Could you write out every entry exactly as it stands?
# START OF Data for this task
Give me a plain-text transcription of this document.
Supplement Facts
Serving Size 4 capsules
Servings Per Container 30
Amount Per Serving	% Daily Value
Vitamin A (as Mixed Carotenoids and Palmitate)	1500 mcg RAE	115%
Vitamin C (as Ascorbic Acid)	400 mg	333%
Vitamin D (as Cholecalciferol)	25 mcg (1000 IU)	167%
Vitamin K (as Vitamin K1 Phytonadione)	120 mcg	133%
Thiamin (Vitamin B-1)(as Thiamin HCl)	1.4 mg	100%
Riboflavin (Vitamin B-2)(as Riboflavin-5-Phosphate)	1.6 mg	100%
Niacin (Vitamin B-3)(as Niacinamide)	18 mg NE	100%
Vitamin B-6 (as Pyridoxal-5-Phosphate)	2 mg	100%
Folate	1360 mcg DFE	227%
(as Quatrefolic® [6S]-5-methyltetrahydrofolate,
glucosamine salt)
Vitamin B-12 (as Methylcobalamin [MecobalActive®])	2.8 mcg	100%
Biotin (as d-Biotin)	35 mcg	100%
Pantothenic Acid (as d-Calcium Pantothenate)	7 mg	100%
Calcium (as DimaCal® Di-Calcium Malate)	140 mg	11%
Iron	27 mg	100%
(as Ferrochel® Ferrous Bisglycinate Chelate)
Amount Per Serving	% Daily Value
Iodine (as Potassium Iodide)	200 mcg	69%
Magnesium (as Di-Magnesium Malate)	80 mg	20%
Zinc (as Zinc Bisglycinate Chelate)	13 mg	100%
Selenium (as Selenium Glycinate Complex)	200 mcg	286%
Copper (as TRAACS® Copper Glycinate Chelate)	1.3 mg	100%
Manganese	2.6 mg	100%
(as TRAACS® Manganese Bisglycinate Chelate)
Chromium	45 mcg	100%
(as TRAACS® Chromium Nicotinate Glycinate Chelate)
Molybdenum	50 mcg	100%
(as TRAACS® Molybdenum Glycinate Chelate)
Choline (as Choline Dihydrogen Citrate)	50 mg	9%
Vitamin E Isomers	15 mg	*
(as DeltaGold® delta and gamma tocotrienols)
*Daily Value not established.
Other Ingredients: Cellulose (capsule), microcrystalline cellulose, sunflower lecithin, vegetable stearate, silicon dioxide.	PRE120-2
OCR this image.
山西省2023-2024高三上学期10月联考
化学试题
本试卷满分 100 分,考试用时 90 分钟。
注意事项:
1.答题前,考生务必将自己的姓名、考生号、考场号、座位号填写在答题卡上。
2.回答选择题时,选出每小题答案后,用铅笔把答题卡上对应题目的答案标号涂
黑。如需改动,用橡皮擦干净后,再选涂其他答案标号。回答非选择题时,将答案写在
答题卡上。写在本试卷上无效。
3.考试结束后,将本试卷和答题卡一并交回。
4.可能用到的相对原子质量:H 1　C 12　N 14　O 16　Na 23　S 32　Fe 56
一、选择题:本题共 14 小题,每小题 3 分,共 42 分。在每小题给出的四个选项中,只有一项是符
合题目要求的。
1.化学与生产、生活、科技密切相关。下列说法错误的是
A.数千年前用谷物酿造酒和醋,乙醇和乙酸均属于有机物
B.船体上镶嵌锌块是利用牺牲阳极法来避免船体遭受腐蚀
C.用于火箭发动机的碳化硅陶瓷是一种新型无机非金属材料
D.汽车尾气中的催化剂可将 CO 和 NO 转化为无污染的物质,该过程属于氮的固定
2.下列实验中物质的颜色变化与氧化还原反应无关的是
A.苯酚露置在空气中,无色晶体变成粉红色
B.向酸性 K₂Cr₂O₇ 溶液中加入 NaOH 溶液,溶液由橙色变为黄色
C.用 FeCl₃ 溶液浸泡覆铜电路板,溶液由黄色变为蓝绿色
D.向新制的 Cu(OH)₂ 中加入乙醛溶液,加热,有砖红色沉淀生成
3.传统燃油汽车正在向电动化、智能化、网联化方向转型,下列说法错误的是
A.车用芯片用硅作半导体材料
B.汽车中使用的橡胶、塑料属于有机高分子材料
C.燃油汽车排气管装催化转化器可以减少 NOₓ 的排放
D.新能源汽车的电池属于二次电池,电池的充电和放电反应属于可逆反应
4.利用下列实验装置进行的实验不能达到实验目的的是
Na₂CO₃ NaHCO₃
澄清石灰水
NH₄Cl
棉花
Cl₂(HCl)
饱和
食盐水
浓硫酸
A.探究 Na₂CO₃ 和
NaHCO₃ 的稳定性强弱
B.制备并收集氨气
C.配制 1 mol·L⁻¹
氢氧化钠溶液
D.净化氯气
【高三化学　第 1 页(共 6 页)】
# END OF Data for this task
# Task output:
Give me a plain-text transcription of this document.
Supplement Facts
Serving Size 4 capsules
Servings Per Container 30
Amount Per Serving	% Daily Value
Vitamin A (as Mixed Carotenoids and Palmitate)	1500 mcg RAE	115%
Vitamin C (as Ascorbic Acid)	400 mg	333%
Vitamin D (as Cholecalciferol)	25 mcg (1000 IU)	167%
Vitamin K (as Vitamin K1 Phytonadione)	120 mcg	133%
Thiamin (Vitamin B-1)(as Thiamin HCl)	1.4 mg	100%
Riboflavin (Vitamin B-2)(as Riboflavin-5-Phosphate)	1.6 mg	100%
Niacin (Vitamin B-3)(as Niacinamide)	18 mg NE	100%
Vitamin B-6 (as Pyridoxal-5-Phosphate)	2 mg	100%
Folate	1360 mcg DFE	227%
(as Quatrefolic® [6S]-5-methyltetrahydrofolate,
glucosamine salt)
Vitamin B-12 (as Methylcobalamin [MecobalActive®])	2.8 mcg	100%
Biotin (as d-Biotin)	35 mcg	100%
Pantothenic Acid (as d-Calcium Pantothenate)	7 mg	100%
Calcium (as DimaCal® Di-Calcium Malate)	140 mg	11%
Iron	27 mg	100%
(as Ferrochel® Ferrous Bisglycinate Chelate)
Amount Per Serving	% Daily Value
Iodine (as Potassium Iodide)	200 mcg	69%
Magnesium (as Di-Magnesium Malate)	80 mg	20%
Zinc (as Zinc Bisglycinate Chelate)	13 mg	100%
Selenium (as Selenium Glycinate Complex)	200 mcg	286%
Copper (as TRAACS® Copper Glycinate Chelate)	1.3 mg	100%
Manganese	2.6 mg	100%
(as TRAACS® Manganese Bisglycinate Chelate)
Chromium	45 mcg	100%
(as TRAACS® Chromium Nicotinate Glycinate Chelate)
Molybdenum	50 mcg	100%
(as TRAACS® Molybdenum Glycinate Chelate)
Choline (as Choline Dihydrogen Citrate)	50 mg	9%
Vitamin E Isomers	15 mg	*
(as DeltaGold® delta and gamma tocotrienols)
*Daily Value not established.
Other Ingredients: Cellulose (capsule), microcrystalline cellulose, sunflower lecithin, vegetable stearate, silicon dioxide.	PRE120-2
OCR this image.
山西省2023-2024高三上学期10月联考
化学试题
本试卷满分 100 分,考试用时 90 分钟。
注意事项:
1.答题前,考生务必将自己的姓名、考生号、考场号、座位号填写在答题卡上。
2.回答选择题时,选出每小题答案后,用铅笔把答题卡上对应题目的答案标号涂
黑。如需改动,用橡皮擦干净后,再选涂其他答案标号。回答非选择题时,将答案写在
答题卡上。写在本试卷上无效。
3.考试结束后,将本试卷和答题卡一并交回。
4.可能用到的相对原子质量:H 1　C 12　N 14　O 16　Na 23　S 32　Fe 56
一、选择题:本题共 14 小题,每小题 3 分,共 42 分。在每小题给出的四个选项中,只有一项是符
合题目要求的。
1.化学与生产、生活、科技密切相关。下列说法错误的是
A.数千年前用谷物酿造酒和醋,乙醇和乙酸均属于有机物
B.船体上镶嵌锌块是利用牺牲阳极法来避免船体遭受腐蚀
C.用于火箭发动机的碳化硅陶瓷是一种新型无机非金属材料
D.汽车尾气中的催化剂可将 CO 和 NO 转化为无污染的物质,该过程属于氮的固定
2.下列实验中物质的颜色变化与氧化还原反应无关的是
A.苯酚露置在空气中,无色晶体变成粉红色
B.向酸性 K₂Cr₂O₇ 溶液中加入 NaOH 溶液,溶液由橙色变为黄色
C.用 FeCl₃ 溶液浸泡覆铜电路板,溶液由黄色变为蓝绿色
D.向新制的 Cu(OH)₂ 中加入乙醛溶液,加热,有砖红色沉淀生成
3.传统燃油汽车正在向电动化、智能化、网联化方向转型,下列说法错误的是
A.车用芯片用硅作半导体材料
B.汽车中使用的橡胶、塑料属于有机高分子材料
C.燃油汽车排气管装催化转化器可以减少 NOₓ 的排放
D.新能源汽车的电池属于二次电池,电池的充电和放电反应属于可逆反应
4.利用下列实验装置进行的实验不能达到实验目的的是
Na₂CO₃ NaHCO₃
澄清石灰水
NH₄Cl
棉花
Cl₂(HCl)
饱和
食盐水
浓硫酸
A.探究 Na₂CO₃ 和
NaHCO₃ 的稳定性强弱
B.制备并收集氨气
C.配制 1 mol·L⁻¹
氢氧化钠溶液
D.净化氯气
【高三化学　第 1 页(共 6 页)】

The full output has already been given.